● Set problem: In your copy, leave out the pictures and repeat the entries below exactly.

● Records supplied:
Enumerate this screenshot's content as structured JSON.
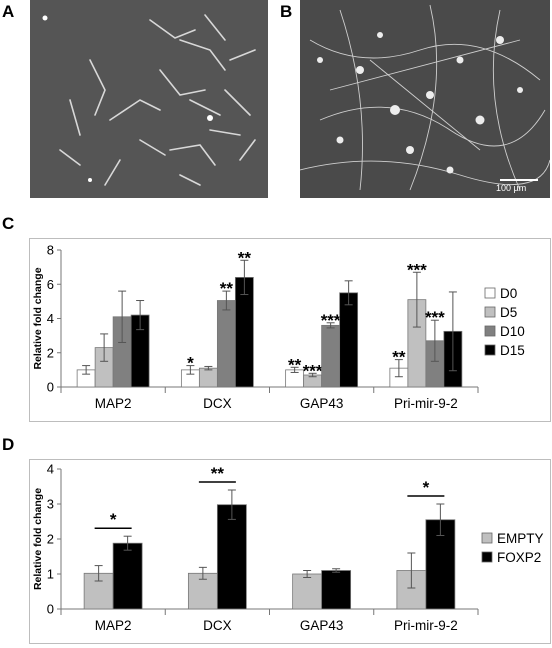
{
  "panels": {
    "a_label": "A",
    "b_label": "B",
    "c_label": "C",
    "d_label": "D",
    "scale_bar": "100 µm"
  },
  "chart_data": [
    {
      "type": "bar",
      "panel": "C",
      "ylabel": "Relative fold change",
      "ylim": [
        0,
        8
      ],
      "yticks": [
        0,
        2,
        4,
        6,
        8
      ],
      "categories": [
        "MAP2",
        "DCX",
        "GAP43",
        "Pri-mir-9-2"
      ],
      "legend_position": "right",
      "series": [
        {
          "name": "D0",
          "color": "#ffffff",
          "values": [
            1.0,
            1.0,
            1.0,
            1.1
          ],
          "errors": [
            0.25,
            0.25,
            0.15,
            0.5
          ]
        },
        {
          "name": "D5",
          "color": "#c0c0c0",
          "values": [
            2.3,
            1.1,
            0.7,
            5.1
          ],
          "errors": [
            0.8,
            0.1,
            0.1,
            1.6
          ]
        },
        {
          "name": "D10",
          "color": "#808080",
          "values": [
            4.1,
            5.05,
            3.6,
            2.7
          ],
          "errors": [
            1.5,
            0.55,
            0.15,
            1.2
          ]
        },
        {
          "name": "D15",
          "color": "#000000",
          "values": [
            4.2,
            6.4,
            5.5,
            3.25
          ],
          "errors": [
            0.85,
            1.0,
            0.7,
            2.3
          ]
        }
      ],
      "significance": [
        [
          "",
          "*",
          "**",
          "**"
        ],
        [
          "",
          "",
          "***",
          "***"
        ],
        [
          "",
          "**",
          "***",
          "***"
        ],
        [
          "",
          "**",
          "",
          ""
        ]
      ]
    },
    {
      "type": "bar",
      "panel": "D",
      "ylabel": "Relative fold change",
      "ylim": [
        0,
        4
      ],
      "yticks": [
        0,
        1,
        2,
        3,
        4
      ],
      "categories": [
        "MAP2",
        "DCX",
        "GAP43",
        "Pri-mir-9-2"
      ],
      "legend_position": "right",
      "series": [
        {
          "name": "EMPTY",
          "color": "#c0c0c0",
          "values": [
            1.02,
            1.02,
            1.0,
            1.1
          ],
          "errors": [
            0.22,
            0.17,
            0.1,
            0.5
          ]
        },
        {
          "name": "FOXP2",
          "color": "#000000",
          "values": [
            1.88,
            2.98,
            1.1,
            2.55
          ],
          "errors": [
            0.2,
            0.42,
            0.05,
            0.45
          ]
        }
      ],
      "brackets": [
        "*",
        "**",
        "",
        "*"
      ]
    }
  ]
}
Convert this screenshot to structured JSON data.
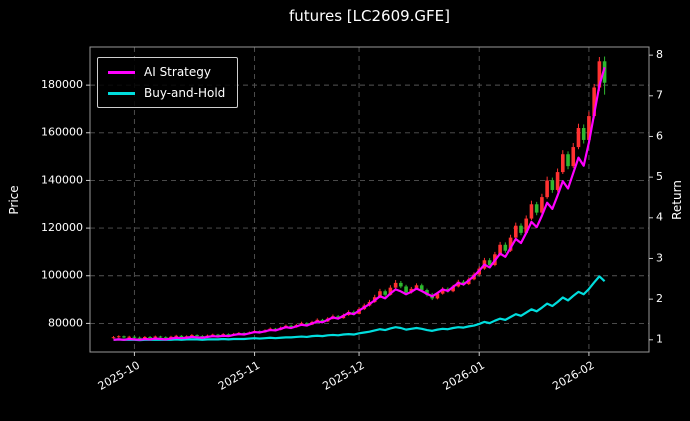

● Solution:
Enumerate this screenshot's content as structured JSON.
{
  "panels": {
    "a_label": "A",
    "b_label": "B",
    "c_label": "C",
    "d_label": "D",
    "scale_bar": "100 µm"
  },
  "chart_data": [
    {
      "type": "bar",
      "panel": "C",
      "ylabel": "Relative fold change",
      "ylim": [
        0,
        8
      ],
      "yticks": [
        0,
        2,
        4,
        6,
        8
      ],
      "categories": [
        "MAP2",
        "DCX",
        "GAP43",
        "Pri-mir-9-2"
      ],
      "legend_position": "right",
      "series": [
        {
          "name": "D0",
          "color": "#ffffff",
          "values": [
            1.0,
            1.0,
            1.0,
            1.1
          ],
          "errors": [
            0.25,
            0.25,
            0.15,
            0.5
          ]
        },
        {
          "name": "D5",
          "color": "#c0c0c0",
          "values": [
            2.3,
            1.1,
            0.7,
            5.1
          ],
          "errors": [
            0.8,
            0.1,
            0.1,
            1.6
          ]
        },
        {
          "name": "D10",
          "color": "#808080",
          "values": [
            4.1,
            5.05,
            3.6,
            2.7
          ],
          "errors": [
            1.5,
            0.55,
            0.15,
            1.2
          ]
        },
        {
          "name": "D15",
          "color": "#000000",
          "values": [
            4.2,
            6.4,
            5.5,
            3.25
          ],
          "errors": [
            0.85,
            1.0,
            0.7,
            2.3
          ]
        }
      ],
      "significance": [
        [
          "",
          "*",
          "**",
          "**"
        ],
        [
          "",
          "",
          "***",
          "***"
        ],
        [
          "",
          "**",
          "***",
          "***"
        ],
        [
          "",
          "**",
          "",
          ""
        ]
      ]
    },
    {
      "type": "bar",
      "panel": "D",
      "ylabel": "Relative fold change",
      "ylim": [
        0,
        4
      ],
      "yticks": [
        0,
        1,
        2,
        3,
        4
      ],
      "categories": [
        "MAP2",
        "DCX",
        "GAP43",
        "Pri-mir-9-2"
      ],
      "legend_position": "right",
      "series": [
        {
          "name": "EMPTY",
          "color": "#c0c0c0",
          "values": [
            1.02,
            1.02,
            1.0,
            1.1
          ],
          "errors": [
            0.22,
            0.17,
            0.1,
            0.5
          ]
        },
        {
          "name": "FOXP2",
          "color": "#000000",
          "values": [
            1.88,
            2.98,
            1.1,
            2.55
          ],
          "errors": [
            0.2,
            0.42,
            0.05,
            0.45
          ]
        }
      ],
      "brackets": [
        "*",
        "**",
        "",
        "*"
      ]
    }
  ]
}
Convert this screenshot to structured JSON data.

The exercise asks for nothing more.